(Dataset excerpt)
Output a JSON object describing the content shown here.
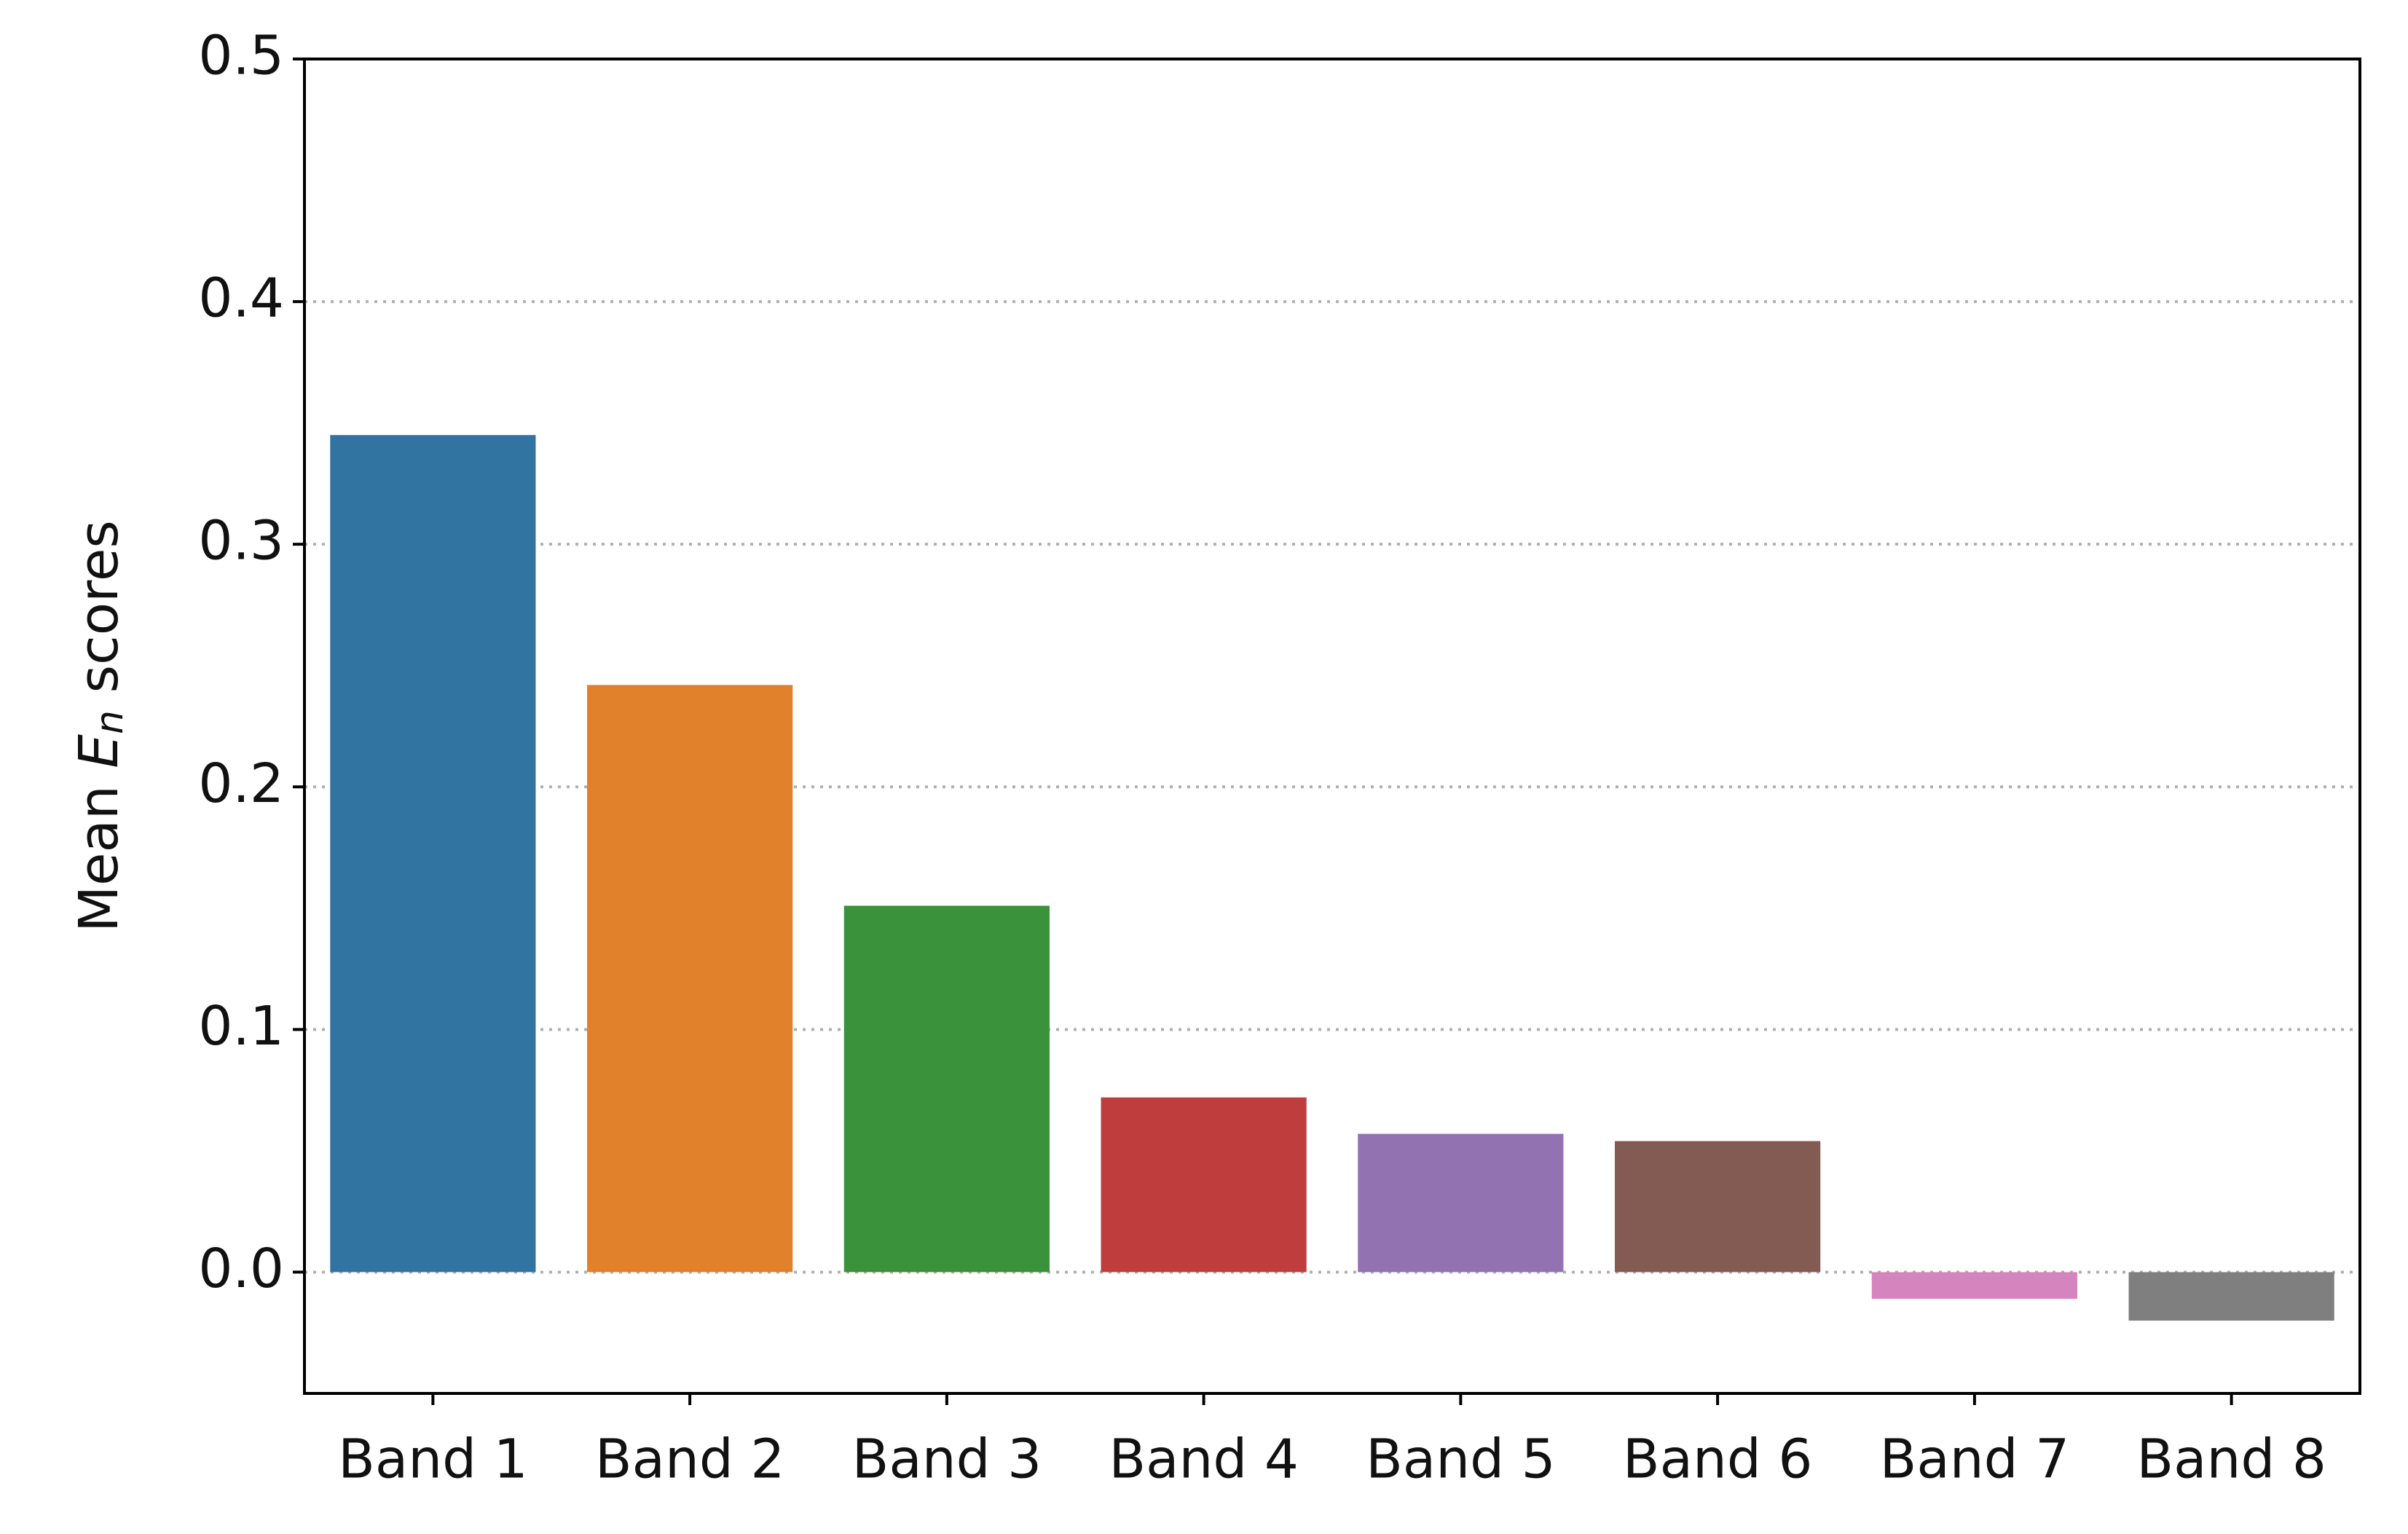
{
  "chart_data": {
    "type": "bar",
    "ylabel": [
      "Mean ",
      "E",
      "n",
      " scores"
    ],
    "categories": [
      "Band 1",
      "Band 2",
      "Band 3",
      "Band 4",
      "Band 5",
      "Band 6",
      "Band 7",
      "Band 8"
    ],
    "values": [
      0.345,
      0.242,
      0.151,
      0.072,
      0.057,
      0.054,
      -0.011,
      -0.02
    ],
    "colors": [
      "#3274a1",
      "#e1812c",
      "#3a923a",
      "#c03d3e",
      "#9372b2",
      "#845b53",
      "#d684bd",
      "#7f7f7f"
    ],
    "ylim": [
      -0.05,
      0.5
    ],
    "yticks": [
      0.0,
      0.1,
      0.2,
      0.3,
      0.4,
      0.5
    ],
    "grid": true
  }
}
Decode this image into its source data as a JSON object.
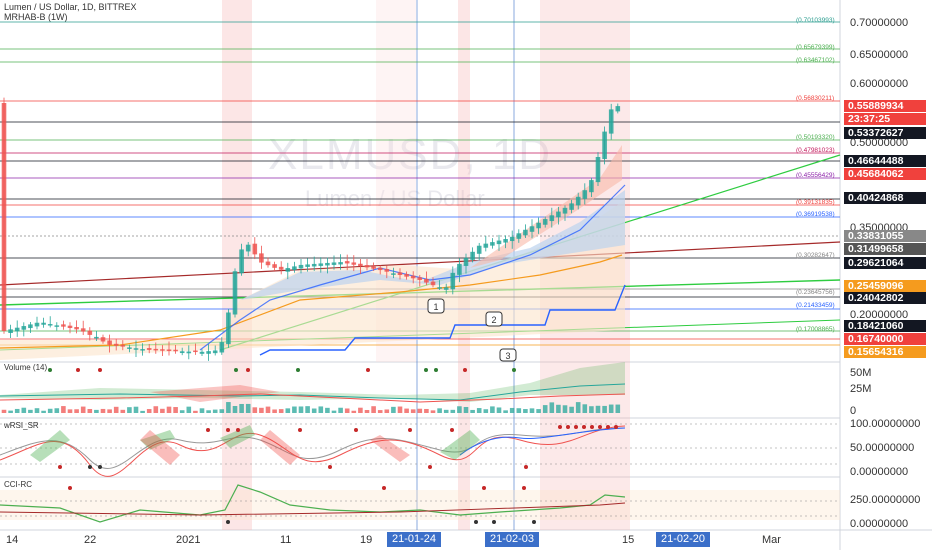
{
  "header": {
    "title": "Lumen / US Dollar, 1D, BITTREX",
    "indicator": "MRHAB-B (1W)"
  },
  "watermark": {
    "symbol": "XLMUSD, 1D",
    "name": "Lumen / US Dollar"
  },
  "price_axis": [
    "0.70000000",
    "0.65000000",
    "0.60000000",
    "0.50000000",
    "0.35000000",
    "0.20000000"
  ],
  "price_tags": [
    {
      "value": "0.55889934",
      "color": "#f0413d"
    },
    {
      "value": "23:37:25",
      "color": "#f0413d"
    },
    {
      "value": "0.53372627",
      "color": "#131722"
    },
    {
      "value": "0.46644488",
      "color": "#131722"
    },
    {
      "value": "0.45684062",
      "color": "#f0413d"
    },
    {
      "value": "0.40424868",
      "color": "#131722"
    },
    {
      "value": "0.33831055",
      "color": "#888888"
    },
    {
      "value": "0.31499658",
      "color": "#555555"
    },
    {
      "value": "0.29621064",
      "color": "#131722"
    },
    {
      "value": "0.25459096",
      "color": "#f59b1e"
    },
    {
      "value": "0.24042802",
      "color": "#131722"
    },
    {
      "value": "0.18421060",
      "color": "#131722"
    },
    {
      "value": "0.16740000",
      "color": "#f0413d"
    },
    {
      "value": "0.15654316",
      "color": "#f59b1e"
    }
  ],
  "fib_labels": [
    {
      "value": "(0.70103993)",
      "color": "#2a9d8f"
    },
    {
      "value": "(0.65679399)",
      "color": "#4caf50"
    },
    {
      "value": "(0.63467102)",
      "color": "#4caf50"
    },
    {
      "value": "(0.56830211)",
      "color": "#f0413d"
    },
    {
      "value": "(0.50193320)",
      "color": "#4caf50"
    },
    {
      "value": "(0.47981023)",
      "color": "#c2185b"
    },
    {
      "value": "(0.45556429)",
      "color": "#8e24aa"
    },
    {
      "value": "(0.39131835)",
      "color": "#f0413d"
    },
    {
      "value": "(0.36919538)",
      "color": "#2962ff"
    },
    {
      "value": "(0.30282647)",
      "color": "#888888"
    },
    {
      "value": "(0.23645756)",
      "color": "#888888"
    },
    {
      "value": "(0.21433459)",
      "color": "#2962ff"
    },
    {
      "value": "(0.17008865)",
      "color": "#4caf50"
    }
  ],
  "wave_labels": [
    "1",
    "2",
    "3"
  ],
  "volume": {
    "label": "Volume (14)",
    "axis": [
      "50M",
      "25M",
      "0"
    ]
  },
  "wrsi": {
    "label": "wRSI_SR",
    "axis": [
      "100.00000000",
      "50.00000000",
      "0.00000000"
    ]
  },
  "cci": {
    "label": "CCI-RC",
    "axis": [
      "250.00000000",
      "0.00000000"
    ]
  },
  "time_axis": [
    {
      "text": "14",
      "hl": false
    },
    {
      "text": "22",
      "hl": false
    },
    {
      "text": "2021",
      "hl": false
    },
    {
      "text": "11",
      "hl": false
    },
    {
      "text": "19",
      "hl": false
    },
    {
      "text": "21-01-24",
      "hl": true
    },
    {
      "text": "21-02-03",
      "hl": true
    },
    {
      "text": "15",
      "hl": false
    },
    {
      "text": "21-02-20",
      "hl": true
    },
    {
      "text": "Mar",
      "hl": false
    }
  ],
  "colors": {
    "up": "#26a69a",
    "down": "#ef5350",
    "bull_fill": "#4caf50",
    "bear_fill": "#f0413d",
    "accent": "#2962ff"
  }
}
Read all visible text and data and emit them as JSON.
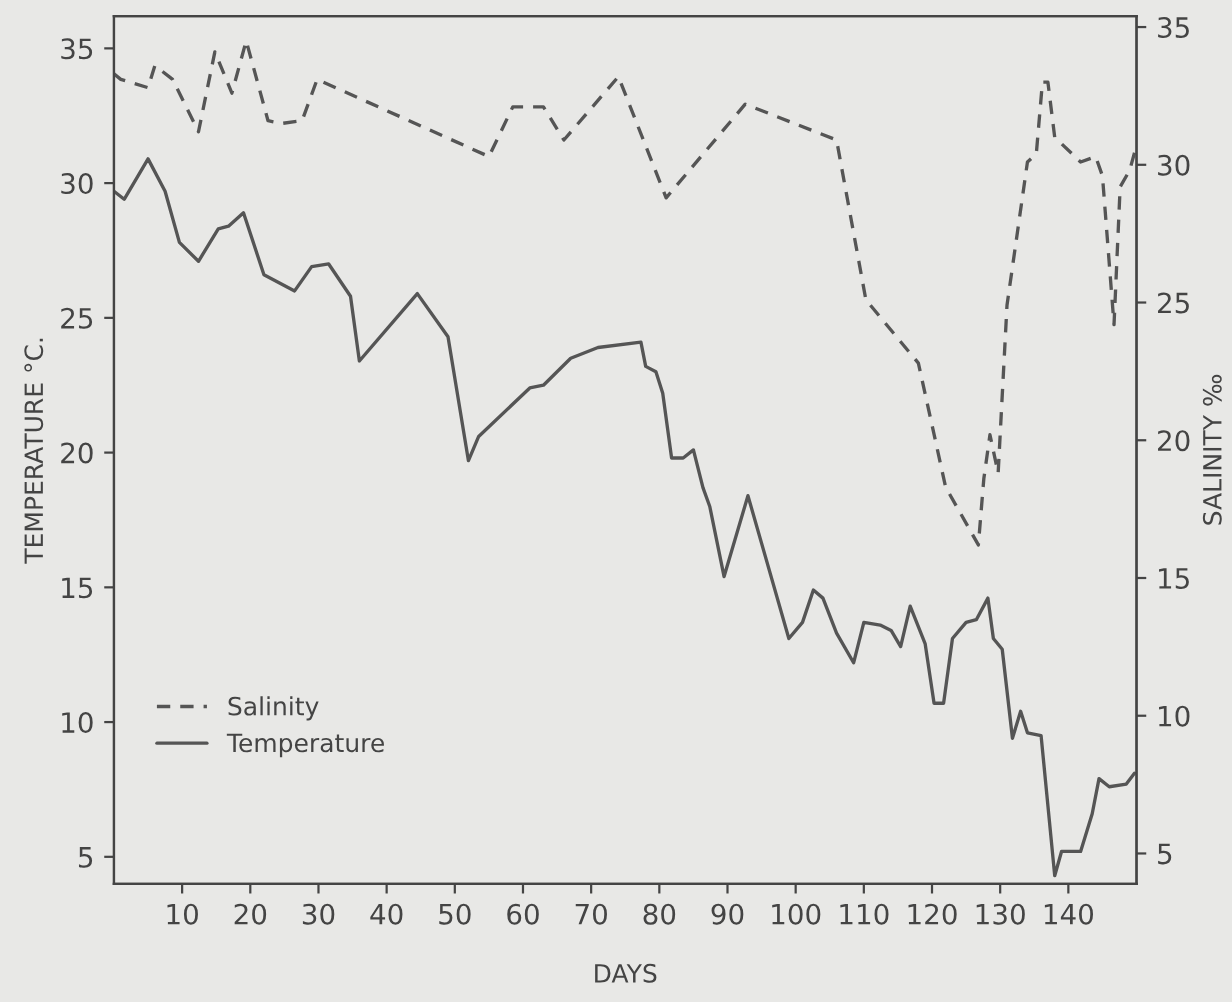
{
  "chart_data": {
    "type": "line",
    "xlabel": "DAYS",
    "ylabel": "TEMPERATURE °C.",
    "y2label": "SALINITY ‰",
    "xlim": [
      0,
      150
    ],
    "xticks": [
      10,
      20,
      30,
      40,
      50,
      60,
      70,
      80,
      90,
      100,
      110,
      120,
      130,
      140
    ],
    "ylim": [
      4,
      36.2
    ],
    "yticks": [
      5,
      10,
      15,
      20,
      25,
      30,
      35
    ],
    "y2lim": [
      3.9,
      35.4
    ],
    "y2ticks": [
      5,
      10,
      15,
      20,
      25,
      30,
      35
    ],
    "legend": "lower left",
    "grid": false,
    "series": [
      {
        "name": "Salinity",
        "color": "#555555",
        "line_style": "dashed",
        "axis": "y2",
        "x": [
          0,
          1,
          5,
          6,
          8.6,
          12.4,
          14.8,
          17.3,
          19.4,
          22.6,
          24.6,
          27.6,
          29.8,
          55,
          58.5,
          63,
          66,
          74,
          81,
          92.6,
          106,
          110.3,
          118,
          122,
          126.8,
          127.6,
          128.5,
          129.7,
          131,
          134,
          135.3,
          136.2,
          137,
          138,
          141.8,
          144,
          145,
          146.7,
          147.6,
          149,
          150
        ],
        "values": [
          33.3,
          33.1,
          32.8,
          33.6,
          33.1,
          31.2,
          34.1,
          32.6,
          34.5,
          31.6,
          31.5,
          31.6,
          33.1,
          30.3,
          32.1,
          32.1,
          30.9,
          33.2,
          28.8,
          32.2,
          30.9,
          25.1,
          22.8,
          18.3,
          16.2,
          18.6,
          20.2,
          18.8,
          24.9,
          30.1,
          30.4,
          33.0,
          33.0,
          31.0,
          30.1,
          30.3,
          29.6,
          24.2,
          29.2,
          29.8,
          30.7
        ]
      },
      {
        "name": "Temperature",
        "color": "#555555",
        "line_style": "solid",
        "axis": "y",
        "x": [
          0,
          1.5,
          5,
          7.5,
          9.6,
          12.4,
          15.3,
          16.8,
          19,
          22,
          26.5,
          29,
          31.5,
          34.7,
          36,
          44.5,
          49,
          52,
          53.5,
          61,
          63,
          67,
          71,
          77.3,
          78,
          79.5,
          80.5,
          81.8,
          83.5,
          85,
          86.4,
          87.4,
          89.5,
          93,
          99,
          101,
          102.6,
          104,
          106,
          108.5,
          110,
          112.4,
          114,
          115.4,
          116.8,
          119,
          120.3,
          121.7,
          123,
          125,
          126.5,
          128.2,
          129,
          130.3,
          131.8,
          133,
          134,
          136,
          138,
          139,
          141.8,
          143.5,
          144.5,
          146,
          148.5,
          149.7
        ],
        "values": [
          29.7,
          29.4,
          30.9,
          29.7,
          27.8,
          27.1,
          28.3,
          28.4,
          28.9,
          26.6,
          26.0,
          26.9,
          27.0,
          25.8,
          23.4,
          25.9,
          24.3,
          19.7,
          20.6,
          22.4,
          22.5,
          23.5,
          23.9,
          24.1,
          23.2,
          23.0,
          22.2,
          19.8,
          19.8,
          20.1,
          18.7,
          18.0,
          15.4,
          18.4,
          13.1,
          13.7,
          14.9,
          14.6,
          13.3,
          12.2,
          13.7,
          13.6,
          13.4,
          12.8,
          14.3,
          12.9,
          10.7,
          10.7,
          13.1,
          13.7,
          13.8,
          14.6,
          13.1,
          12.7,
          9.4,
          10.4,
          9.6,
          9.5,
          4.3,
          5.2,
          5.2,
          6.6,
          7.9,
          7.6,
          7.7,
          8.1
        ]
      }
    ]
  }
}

**Task to complete**
In the entries above, identify every line with the string "object".

**Complete output**
Output a JSON object describing the content shown here.
Decode this image into its source data as a JSON object.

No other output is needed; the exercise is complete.